======== EXERCISE MATERIALS

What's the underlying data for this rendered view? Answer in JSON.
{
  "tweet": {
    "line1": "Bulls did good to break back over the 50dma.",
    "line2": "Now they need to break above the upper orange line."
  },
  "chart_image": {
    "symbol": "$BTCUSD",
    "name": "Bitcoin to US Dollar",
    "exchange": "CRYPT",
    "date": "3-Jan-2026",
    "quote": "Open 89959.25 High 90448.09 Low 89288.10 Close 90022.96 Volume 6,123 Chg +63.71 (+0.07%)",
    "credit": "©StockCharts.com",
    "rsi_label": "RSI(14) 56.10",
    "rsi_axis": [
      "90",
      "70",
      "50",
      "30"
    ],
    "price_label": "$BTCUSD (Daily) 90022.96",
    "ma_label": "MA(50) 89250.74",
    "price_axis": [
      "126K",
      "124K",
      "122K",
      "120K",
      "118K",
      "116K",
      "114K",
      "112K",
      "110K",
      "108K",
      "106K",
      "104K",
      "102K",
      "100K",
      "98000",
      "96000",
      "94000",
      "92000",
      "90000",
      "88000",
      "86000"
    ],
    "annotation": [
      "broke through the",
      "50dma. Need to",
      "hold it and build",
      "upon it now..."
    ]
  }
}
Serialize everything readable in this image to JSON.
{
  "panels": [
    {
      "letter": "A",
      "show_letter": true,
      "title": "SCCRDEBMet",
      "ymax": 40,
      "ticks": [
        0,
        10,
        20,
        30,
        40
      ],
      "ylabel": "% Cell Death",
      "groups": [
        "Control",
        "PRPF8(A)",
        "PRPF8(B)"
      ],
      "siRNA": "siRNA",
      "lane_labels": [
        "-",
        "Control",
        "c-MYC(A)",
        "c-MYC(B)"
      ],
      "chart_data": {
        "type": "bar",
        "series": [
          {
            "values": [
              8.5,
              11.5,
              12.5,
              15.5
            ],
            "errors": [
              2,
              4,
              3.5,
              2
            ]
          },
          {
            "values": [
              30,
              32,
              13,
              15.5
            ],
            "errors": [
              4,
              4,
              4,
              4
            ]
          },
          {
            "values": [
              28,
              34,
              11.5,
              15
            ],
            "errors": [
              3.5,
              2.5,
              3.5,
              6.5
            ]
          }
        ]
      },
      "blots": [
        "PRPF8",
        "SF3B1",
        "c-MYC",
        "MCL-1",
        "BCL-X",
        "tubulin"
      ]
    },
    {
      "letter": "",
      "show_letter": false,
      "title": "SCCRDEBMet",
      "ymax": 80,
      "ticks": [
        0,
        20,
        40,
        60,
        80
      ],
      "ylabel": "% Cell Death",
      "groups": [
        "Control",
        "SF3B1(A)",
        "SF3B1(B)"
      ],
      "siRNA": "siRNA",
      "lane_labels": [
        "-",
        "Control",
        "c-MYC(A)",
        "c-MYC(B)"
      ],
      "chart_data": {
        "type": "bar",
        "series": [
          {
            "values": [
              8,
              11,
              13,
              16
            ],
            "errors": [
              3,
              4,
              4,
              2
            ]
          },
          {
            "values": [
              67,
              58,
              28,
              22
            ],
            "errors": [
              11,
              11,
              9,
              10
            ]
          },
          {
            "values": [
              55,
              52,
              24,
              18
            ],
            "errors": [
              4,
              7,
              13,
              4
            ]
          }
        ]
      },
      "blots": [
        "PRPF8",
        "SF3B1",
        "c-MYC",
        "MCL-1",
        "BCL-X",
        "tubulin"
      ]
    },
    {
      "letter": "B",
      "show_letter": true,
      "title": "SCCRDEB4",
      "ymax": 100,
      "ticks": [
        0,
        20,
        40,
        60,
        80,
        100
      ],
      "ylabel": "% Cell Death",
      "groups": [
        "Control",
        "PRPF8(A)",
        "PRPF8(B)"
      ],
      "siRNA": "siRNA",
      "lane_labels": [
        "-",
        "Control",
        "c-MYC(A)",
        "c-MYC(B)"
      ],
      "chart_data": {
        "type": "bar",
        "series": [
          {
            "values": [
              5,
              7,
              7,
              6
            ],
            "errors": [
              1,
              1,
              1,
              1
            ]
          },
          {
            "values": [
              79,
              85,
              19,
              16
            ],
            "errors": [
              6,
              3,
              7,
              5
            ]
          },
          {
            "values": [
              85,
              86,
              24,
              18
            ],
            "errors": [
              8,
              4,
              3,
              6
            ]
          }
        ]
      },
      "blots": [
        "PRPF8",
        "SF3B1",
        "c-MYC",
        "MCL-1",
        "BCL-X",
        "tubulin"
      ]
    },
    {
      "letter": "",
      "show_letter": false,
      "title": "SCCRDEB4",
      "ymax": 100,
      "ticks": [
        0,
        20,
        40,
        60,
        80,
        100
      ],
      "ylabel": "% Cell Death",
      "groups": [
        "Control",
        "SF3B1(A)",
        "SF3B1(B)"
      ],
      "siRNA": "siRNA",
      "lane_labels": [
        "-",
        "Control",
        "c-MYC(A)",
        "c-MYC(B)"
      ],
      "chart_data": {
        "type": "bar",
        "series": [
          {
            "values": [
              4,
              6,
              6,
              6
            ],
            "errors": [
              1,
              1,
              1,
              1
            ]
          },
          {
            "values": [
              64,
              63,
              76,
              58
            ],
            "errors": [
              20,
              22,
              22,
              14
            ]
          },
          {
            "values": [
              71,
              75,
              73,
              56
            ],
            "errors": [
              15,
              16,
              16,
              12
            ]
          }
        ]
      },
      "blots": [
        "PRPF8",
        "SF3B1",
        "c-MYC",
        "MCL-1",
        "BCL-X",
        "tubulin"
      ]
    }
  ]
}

================

■ **GOAL**
Write out all the records above again, exactly as they stand.

■ **ANSWER TO THE EXERCISE**
What's the underlying data for this rendered view? Answer in JSON.
{
  "tweet": {
    "line1": "Bulls did good to break back over the 50dma.",
    "line2": "Now they need to break above the upper orange line."
  },
  "chart_image": {
    "symbol": "$BTCUSD",
    "name": "Bitcoin to US Dollar",
    "exchange": "CRYPT",
    "date": "3-Jan-2026",
    "quote": "Open 89959.25 High 90448.09 Low 89288.10 Close 90022.96 Volume 6,123 Chg +63.71 (+0.07%)",
    "credit": "©StockCharts.com",
    "rsi_label": "RSI(14) 56.10",
    "rsi_axis": [
      "90",
      "70",
      "50",
      "30"
    ],
    "price_label": "$BTCUSD (Daily) 90022.96",
    "ma_label": "MA(50) 89250.74",
    "price_axis": [
      "126K",
      "124K",
      "122K",
      "120K",
      "118K",
      "116K",
      "114K",
      "112K",
      "110K",
      "108K",
      "106K",
      "104K",
      "102K",
      "100K",
      "98000",
      "96000",
      "94000",
      "92000",
      "90000",
      "88000",
      "86000"
    ],
    "annotation": [
      "broke through the",
      "50dma. Need to",
      "hold it and build",
      "upon it now..."
    ]
  }
}
Serialize everything readable in this image to JSON.
{
  "panels": [
    {
      "letter": "A",
      "show_letter": true,
      "title": "SCCRDEBMet",
      "ymax": 40,
      "ticks": [
        0,
        10,
        20,
        30,
        40
      ],
      "ylabel": "% Cell Death",
      "groups": [
        "Control",
        "PRPF8(A)",
        "PRPF8(B)"
      ],
      "siRNA": "siRNA",
      "lane_labels": [
        "-",
        "Control",
        "c-MYC(A)",
        "c-MYC(B)"
      ],
      "chart_data": {
        "type": "bar",
        "series": [
          {
            "values": [
              8.5,
              11.5,
              12.5,
              15.5
            ],
            "errors": [
              2,
              4,
              3.5,
              2
            ]
          },
          {
            "values": [
              30,
              32,
              13,
              15.5
            ],
            "errors": [
              4,
              4,
              4,
              4
            ]
          },
          {
            "values": [
              28,
              34,
              11.5,
              15
            ],
            "errors": [
              3.5,
              2.5,
              3.5,
              6.5
            ]
          }
        ]
      },
      "blots": [
        "PRPF8",
        "SF3B1",
        "c-MYC",
        "MCL-1",
        "BCL-X",
        "tubulin"
      ]
    },
    {
      "letter": "",
      "show_letter": false,
      "title": "SCCRDEBMet",
      "ymax": 80,
      "ticks": [
        0,
        20,
        40,
        60,
        80
      ],
      "ylabel": "% Cell Death",
      "groups": [
        "Control",
        "SF3B1(A)",
        "SF3B1(B)"
      ],
      "siRNA": "siRNA",
      "lane_labels": [
        "-",
        "Control",
        "c-MYC(A)",
        "c-MYC(B)"
      ],
      "chart_data": {
        "type": "bar",
        "series": [
          {
            "values": [
              8,
              11,
              13,
              16
            ],
            "errors": [
              3,
              4,
              4,
              2
            ]
          },
          {
            "values": [
              67,
              58,
              28,
              22
            ],
            "errors": [
              11,
              11,
              9,
              10
            ]
          },
          {
            "values": [
              55,
              52,
              24,
              18
            ],
            "errors": [
              4,
              7,
              13,
              4
            ]
          }
        ]
      },
      "blots": [
        "PRPF8",
        "SF3B1",
        "c-MYC",
        "MCL-1",
        "BCL-X",
        "tubulin"
      ]
    },
    {
      "letter": "B",
      "show_letter": true,
      "title": "SCCRDEB4",
      "ymax": 100,
      "ticks": [
        0,
        20,
        40,
        60,
        80,
        100
      ],
      "ylabel": "% Cell Death",
      "groups": [
        "Control",
        "PRPF8(A)",
        "PRPF8(B)"
      ],
      "siRNA": "siRNA",
      "lane_labels": [
        "-",
        "Control",
        "c-MYC(A)",
        "c-MYC(B)"
      ],
      "chart_data": {
        "type": "bar",
        "series": [
          {
            "values": [
              5,
              7,
              7,
              6
            ],
            "errors": [
              1,
              1,
              1,
              1
            ]
          },
          {
            "values": [
              79,
              85,
              19,
              16
            ],
            "errors": [
              6,
              3,
              7,
              5
            ]
          },
          {
            "values": [
              85,
              86,
              24,
              18
            ],
            "errors": [
              8,
              4,
              3,
              6
            ]
          }
        ]
      },
      "blots": [
        "PRPF8",
        "SF3B1",
        "c-MYC",
        "MCL-1",
        "BCL-X",
        "tubulin"
      ]
    },
    {
      "letter": "",
      "show_letter": false,
      "title": "SCCRDEB4",
      "ymax": 100,
      "ticks": [
        0,
        20,
        40,
        60,
        80,
        100
      ],
      "ylabel": "% Cell Death",
      "groups": [
        "Control",
        "SF3B1(A)",
        "SF3B1(B)"
      ],
      "siRNA": "siRNA",
      "lane_labels": [
        "-",
        "Control",
        "c-MYC(A)",
        "c-MYC(B)"
      ],
      "chart_data": {
        "type": "bar",
        "series": [
          {
            "values": [
              4,
              6,
              6,
              6
            ],
            "errors": [
              1,
              1,
              1,
              1
            ]
          },
          {
            "values": [
              64,
              63,
              76,
              58
            ],
            "errors": [
              20,
              22,
              22,
              14
            ]
          },
          {
            "values": [
              71,
              75,
              73,
              56
            ],
            "errors": [
              15,
              16,
              16,
              12
            ]
          }
        ]
      },
      "blots": [
        "PRPF8",
        "SF3B1",
        "c-MYC",
        "MCL-1",
        "BCL-X",
        "tubulin"
      ]
    }
  ]
}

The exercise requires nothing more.